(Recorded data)
============================================================
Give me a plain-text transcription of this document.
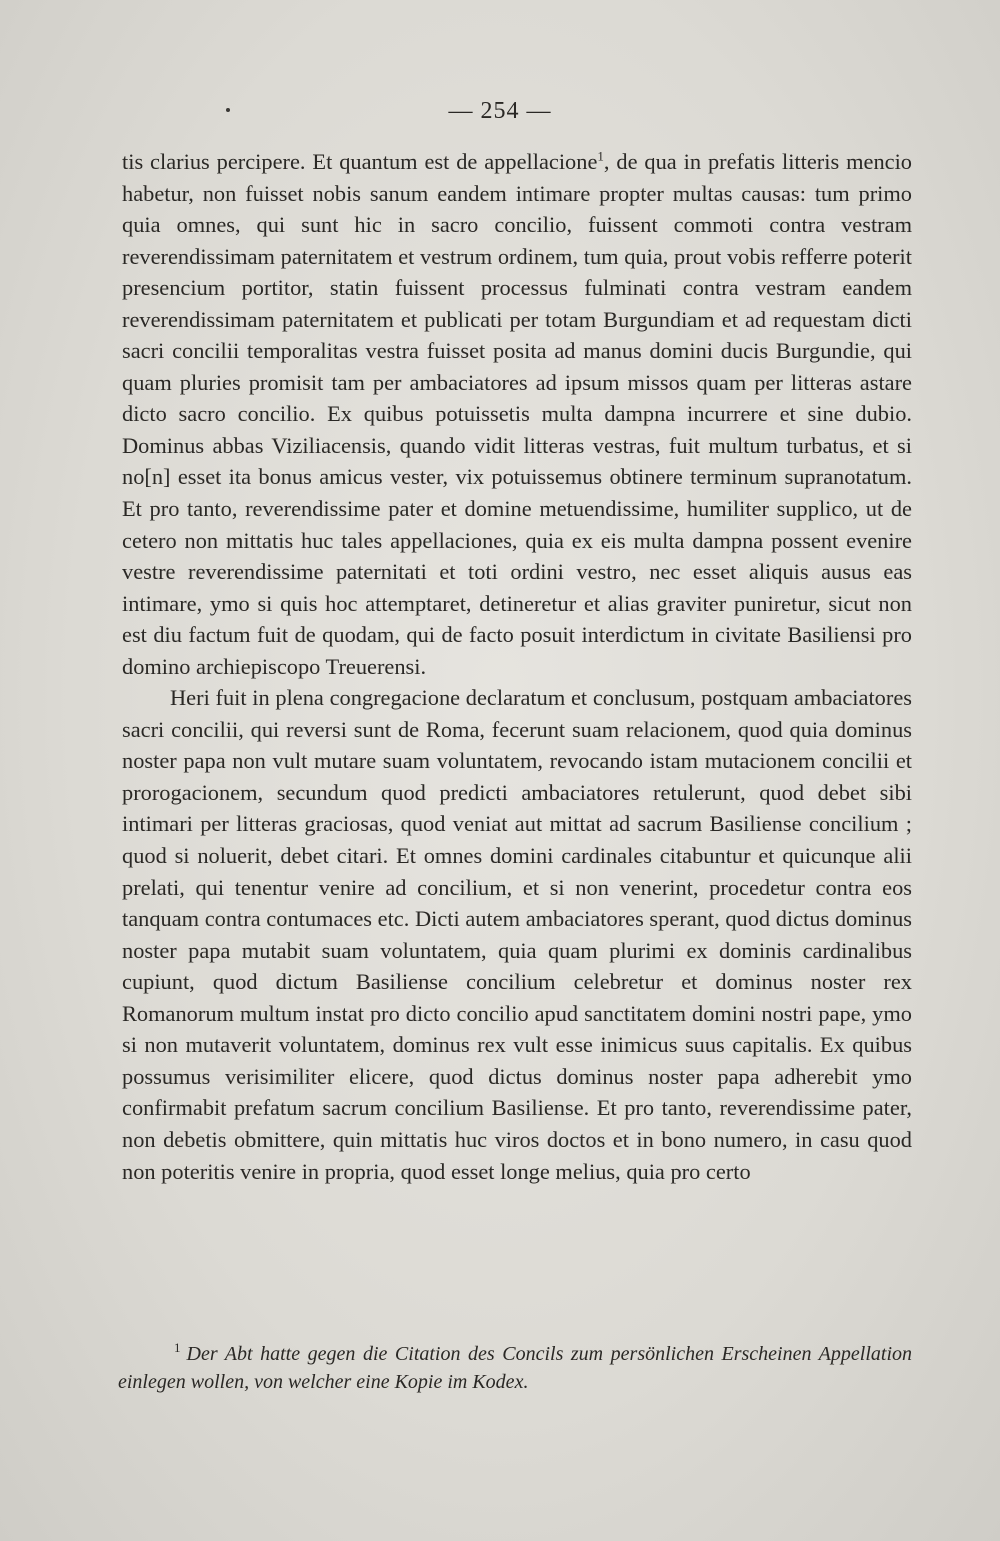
— 254 —

tis clarius percipere. Et quantum est de appellacione$^1$, de qua in prefatis litteris mencio habetur, non fuisset nobis sanum eandem intimare propter multas causas: tum primo quia omnes, qui sunt hic in sacro concilio, fuissent commoti contra vestram reverendissimam paternitatem et vestrum ordinem, tum quia, prout vobis refferre poterit presencium portitor, statin fuissent processus fulminati contra vestram eandem reverendissimam paternitatem et publicati per totam Burgundiam et ad requestam dicti sacri concilii temporalitas vestra fuisset posita ad manus domini ducis Burgundie, qui quam pluries promisit tam per ambaciatores ad ipsum missos quam per litteras astare dicto sacro concilio. Ex quibus potuissetis multa dampna incurrere et sine dubio. Dominus abbas Viziliacensis, quando vidit litteras vestras, fuit multum turbatus, et si no[n] esset ita bonus amicus vester, vix potuissemus obtinere terminum supranotatum. Et pro tanto, reverendissime pater et domine metuendissime, humiliter supplico, ut de cetero non mittatis huc tales appellaciones, quia ex eis multa dampna possent evenire vestre reverendissime paternitati et toti ordini vestro, nec esset aliquis ausus eas intimare, ymo si quis hoc attemptaret, detineretur et alias graviter puniretur, sicut non est diu factum fuit de quodam, qui de facto posuit interdictum in civitate Basiliensi pro domino archiepiscopo Treuerensi.

Heri fuit in plena congregacione declaratum et conclusum, postquam ambaciatores sacri concilii, qui reversi sunt de Roma, fecerunt suam relacionem, quod quia dominus noster papa non vult mutare suam voluntatem, revocando istam mutacionem concilii et prorogacionem, secundum quod predicti ambaciatores retulerunt, quod debet sibi intimari per litteras graciosas, quod veniat aut mittat ad sacrum Basiliense concilium ; quod si noluerit, debet citari. Et omnes domini cardinales citabuntur et quicunque alii prelati, qui tenentur venire ad concilium, et si non venerint, procedetur contra eos tanquam contra contumaces etc. Dicti autem ambaciatores sperant, quod dictus dominus noster papa mutabit suam voluntatem, quia quam plurimi ex dominis cardinalibus cupiunt, quod dictum Basiliense concilium celebretur et dominus noster rex Romanorum multum instat pro dicto concilio apud sanctitatem domini nostri pape, ymo si non mutaverit voluntatem, dominus rex vult esse inimicus suus capitalis. Ex quibus possumus verisimiliter elicere, quod dictus dominus noster papa adherebit ymo confirmabit prefatum sacrum concilium Basiliense. Et pro tanto, reverendissime pater, non debetis obmittere, quin mittatis huc viros doctos et in bono numero, in casu quod non poteritis venire in propria, quod esset longe melius, quia pro certo

$^1$ Der Abt hatte gegen die Citation des Concils zum persönlichen Erscheinen Appellation einlegen wollen, von welcher eine Kopie im Kodex.
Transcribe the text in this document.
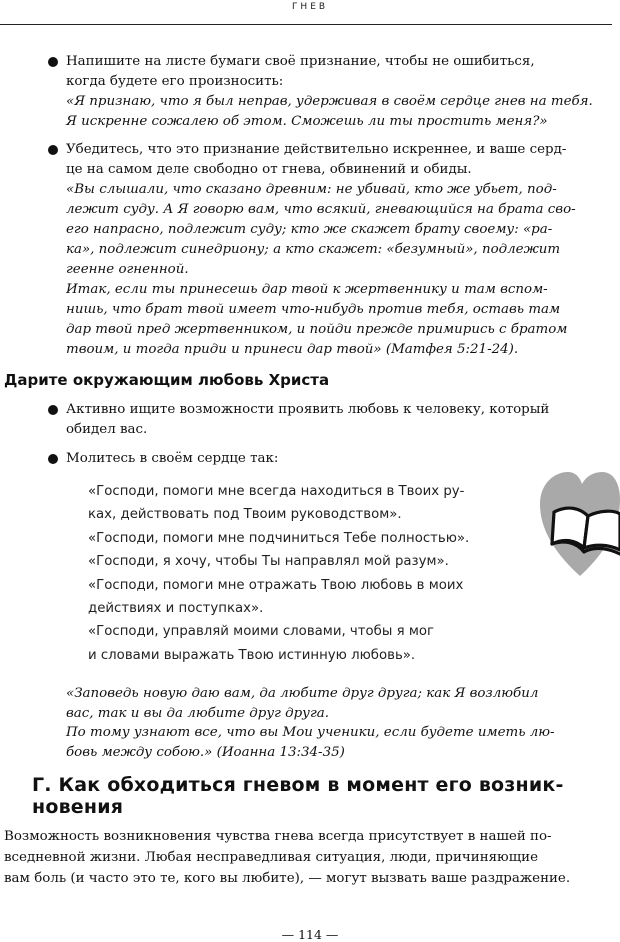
ГНЕВ
Напишите на листе бумаги своё признание, чтобы не ошибиться,
когда будете его произносить:
«Я признаю, что я был неправ, удерживая в своём сердце гнев на тебя.
Я искренне сожалею об этом. Сможешь ли ты простить меня?»
Убедитесь, что это признание действительно искреннее, и ваше серд-
це на самом деле свободно от гнева, обвинений и обиды.
«Вы слышали, что сказано древним: не убивай, кто же убьет, под-
лежит суду. А Я говорю вам, что всякий, гневающийся на брата сво-
его напрасно, подлежит суду; кто же скажет брату своему: «ра-
ка», подлежит синедриону; а кто скажет: «безумный», подлежит
геенне огненной.
Итак, если ты принесешь дар твой к жертвеннику и там вспом-
нишь, что брат твой имеет что-нибудь против тебя, оставь там
дар твой пред жертвенником, и пойди прежде примирись с братом
твоим, и тогда приди и принеси дар твой» (Матфея 5:21-24).
Дарите окружающим любовь Христа
Активно ищите возможности проявить любовь к человеку, который
обидел вас.
Молитесь в своём сердце так:
«Господи, помоги мне всегда находиться в Твоих ру-
ках, действовать под Твоим руководством».
«Господи, помоги мне подчиниться Тебе полностью».
«Господи, я хочу, чтобы Ты направлял мой разум».
«Господи, помоги мне отражать Твою любовь в моих
действиях и поступках».
«Господи, управляй моими словами, чтобы я мог
и словами выражать Твою истинную любовь».
«Заповедь новую даю вам, да любите друг друга; как Я возлюбил
вас, так и вы да любите друг друга.
По тому узнают все, что вы Мои ученики, если будете иметь лю-
бовь между собою.» (Иоанна 13:34-35)
Г. Как обходиться гневом в момент его возник-
новения
Возможность возникновения чувства гнева всегда присутствует в нашей по-
вседневной жизни. Любая несправедливая ситуация, люди, причиняющие
вам боль (и часто это те, кого вы любите), — могут вызвать ваше раздражение.
— 114 —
============================================================
### Goal
Extract each line holding the string "любите".

### Correct output
«Заповедь новую даю вам, да любите друг друга; как Я возлюбил
вас, так и вы да любите друг друга.
вам боль (и часто это те, кого вы любите), — могут вызвать ваше раздражение.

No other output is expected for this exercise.